** BEGIN ENTRIES SUPPLIED **
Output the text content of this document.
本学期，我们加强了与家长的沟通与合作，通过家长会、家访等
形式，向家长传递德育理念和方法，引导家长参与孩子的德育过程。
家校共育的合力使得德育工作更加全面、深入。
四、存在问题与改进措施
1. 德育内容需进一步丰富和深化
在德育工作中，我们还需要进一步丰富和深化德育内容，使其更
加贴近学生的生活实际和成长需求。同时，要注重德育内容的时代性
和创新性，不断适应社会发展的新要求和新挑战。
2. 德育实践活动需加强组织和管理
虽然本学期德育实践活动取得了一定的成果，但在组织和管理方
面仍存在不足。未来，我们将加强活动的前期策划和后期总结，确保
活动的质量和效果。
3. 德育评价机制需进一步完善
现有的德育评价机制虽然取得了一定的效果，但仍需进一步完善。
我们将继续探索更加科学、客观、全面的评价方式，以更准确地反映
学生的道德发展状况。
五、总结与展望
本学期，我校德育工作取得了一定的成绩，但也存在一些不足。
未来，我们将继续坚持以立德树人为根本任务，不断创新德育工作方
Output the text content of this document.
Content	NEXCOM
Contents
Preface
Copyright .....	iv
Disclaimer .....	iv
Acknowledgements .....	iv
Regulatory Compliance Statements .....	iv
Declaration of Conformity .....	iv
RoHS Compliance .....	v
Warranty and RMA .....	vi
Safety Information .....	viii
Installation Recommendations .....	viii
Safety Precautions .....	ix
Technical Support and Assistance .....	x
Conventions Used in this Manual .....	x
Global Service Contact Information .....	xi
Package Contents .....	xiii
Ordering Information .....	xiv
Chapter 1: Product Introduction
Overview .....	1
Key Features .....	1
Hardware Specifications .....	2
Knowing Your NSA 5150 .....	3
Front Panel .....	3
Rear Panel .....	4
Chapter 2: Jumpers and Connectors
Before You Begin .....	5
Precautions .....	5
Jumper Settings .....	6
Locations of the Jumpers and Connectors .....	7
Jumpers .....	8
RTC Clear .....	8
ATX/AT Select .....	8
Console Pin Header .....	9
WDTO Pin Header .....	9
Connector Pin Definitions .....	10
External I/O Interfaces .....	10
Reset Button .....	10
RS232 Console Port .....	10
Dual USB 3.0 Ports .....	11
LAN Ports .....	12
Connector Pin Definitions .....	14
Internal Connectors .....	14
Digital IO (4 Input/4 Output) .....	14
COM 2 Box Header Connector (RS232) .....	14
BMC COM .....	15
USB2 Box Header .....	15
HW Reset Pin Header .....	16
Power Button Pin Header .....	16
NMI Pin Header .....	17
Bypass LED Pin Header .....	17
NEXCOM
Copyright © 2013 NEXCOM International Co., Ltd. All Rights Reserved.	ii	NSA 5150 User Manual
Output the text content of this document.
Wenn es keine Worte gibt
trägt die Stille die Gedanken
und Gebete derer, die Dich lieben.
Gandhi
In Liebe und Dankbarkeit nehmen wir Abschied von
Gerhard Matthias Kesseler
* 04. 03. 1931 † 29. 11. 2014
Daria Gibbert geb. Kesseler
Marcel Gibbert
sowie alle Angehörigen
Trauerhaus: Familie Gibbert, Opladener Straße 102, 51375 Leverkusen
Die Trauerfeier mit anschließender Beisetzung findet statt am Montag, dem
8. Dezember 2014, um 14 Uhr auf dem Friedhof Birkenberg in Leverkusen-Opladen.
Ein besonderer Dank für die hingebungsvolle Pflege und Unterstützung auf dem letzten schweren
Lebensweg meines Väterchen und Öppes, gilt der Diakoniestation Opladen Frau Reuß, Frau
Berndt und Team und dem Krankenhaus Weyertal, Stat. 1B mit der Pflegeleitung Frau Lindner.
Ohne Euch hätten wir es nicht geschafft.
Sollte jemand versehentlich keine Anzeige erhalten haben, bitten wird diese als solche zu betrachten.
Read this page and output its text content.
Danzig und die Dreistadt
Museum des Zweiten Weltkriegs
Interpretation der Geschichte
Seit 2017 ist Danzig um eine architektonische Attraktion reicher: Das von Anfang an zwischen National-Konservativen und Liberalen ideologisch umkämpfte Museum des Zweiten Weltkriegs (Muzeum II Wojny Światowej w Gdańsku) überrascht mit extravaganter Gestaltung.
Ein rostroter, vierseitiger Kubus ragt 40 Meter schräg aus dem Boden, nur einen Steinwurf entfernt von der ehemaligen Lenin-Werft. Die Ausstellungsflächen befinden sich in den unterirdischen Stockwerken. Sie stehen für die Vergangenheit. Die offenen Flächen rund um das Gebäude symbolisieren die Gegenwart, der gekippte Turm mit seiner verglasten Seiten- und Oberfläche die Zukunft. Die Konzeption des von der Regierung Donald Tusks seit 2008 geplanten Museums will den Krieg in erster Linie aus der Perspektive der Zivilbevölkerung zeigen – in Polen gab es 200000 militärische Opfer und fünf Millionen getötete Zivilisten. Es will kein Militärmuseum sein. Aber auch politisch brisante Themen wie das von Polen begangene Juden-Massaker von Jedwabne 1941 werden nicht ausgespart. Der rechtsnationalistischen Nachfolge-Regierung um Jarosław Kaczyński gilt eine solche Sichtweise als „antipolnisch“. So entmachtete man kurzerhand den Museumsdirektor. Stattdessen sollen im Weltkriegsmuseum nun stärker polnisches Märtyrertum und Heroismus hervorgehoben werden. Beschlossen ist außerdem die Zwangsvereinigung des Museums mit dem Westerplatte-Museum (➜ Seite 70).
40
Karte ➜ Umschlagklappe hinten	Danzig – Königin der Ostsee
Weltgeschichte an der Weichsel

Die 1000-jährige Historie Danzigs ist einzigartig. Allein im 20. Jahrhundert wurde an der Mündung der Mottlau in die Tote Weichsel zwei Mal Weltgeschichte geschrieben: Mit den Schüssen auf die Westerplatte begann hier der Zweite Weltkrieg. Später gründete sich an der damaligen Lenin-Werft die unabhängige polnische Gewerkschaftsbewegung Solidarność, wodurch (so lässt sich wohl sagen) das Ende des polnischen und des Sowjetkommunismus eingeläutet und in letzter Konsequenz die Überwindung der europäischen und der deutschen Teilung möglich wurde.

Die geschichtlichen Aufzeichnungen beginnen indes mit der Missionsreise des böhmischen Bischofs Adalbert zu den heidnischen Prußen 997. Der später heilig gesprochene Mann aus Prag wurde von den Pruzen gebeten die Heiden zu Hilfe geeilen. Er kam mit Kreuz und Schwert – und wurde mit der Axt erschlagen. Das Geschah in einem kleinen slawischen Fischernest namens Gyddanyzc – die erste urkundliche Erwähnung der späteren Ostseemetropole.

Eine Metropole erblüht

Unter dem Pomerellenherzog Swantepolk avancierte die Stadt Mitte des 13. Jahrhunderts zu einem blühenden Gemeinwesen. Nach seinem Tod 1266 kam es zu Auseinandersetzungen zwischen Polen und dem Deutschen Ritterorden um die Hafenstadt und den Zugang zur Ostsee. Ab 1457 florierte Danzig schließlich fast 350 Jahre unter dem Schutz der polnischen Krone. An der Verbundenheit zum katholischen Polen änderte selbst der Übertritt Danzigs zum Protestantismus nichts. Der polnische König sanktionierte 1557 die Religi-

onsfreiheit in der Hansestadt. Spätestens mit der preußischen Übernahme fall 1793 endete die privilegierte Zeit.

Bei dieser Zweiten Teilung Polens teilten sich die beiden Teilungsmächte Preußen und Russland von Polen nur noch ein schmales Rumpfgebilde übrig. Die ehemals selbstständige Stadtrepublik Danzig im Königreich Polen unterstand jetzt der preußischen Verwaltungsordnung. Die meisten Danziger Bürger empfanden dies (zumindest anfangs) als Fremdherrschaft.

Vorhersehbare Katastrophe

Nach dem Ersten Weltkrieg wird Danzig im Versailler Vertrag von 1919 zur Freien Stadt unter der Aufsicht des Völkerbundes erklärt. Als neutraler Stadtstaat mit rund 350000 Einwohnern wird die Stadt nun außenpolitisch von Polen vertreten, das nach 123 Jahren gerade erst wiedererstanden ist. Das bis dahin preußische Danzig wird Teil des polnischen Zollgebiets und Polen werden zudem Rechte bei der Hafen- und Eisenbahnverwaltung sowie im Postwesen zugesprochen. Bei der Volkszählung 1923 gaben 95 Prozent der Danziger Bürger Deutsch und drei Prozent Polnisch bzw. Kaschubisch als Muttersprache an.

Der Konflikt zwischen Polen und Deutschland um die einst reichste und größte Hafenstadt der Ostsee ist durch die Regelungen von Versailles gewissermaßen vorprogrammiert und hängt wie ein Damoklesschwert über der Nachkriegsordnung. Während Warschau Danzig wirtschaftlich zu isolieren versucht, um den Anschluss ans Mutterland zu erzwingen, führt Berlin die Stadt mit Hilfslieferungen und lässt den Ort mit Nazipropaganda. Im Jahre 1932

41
** END ENTRIES SUPPLIED **
GIVEN REQUEST: Find all lines holding the string "Westerplatte" and copy them.

REPLY TO THE TASK:
Ein rostroter, vierseitiger Kubus ragt 40 Meter schräg aus dem Boden, nur einen Steinwurf entfernt von der ehemaligen Lenin-Werft. Die Ausstellungsflächen befinden sich in den unterirdischen Stockwerken. Sie stehen für die Vergangenheit. Die offenen Flächen rund um das Gebäude symbolisieren die Gegenwart, der gekippte Turm mit seiner verglasten Seiten- und Oberfläche die Zukunft. Die Konzeption des von der Regierung Donald Tusks seit 2008 geplanten Museums will den Krieg in erster Linie aus der Perspektive der Zivilbevölkerung zeigen – in Polen gab es 200000 militärische Opfer und fünf Millionen getötete Zivilisten. Es will kein Militärmuseum sein. Aber auch politisch brisante Themen wie das von Polen begangene Juden-Massaker von Jedwabne 1941 werden nicht ausgespart. Der rechtsnationalistischen Nachfolge-Regierung um Jarosław Kaczyński gilt eine solche Sichtweise als „antipolnisch“. So entmachtete man kurzerhand den Museumsdirektor. Stattdessen sollen im Weltkriegsmuseum nun stärker polnisches Märtyrertum und Heroismus hervorgehoben werden. Beschlossen ist außerdem die Zwangsvereinigung des Museums mit dem Westerplatte-Museum (➜ Seite 70).
Die 1000-jährige Historie Danzigs ist einzigartig. Allein im 20. Jahrhundert wurde an der Mündung der Mottlau in die Tote Weichsel zwei Mal Weltgeschichte geschrieben: Mit den Schüssen auf die Westerplatte begann hier der Zweite Weltkrieg. Später gründete sich an der damaligen Lenin-Werft die unabhängige polnische Gewerkschaftsbewegung Solidarność, wodurch (so lässt sich wohl sagen) das Ende des polnischen und des Sowjetkommunismus eingeläutet und in letzter Konsequenz die Überwindung der europäischen und der deutschen Teilung möglich wurde.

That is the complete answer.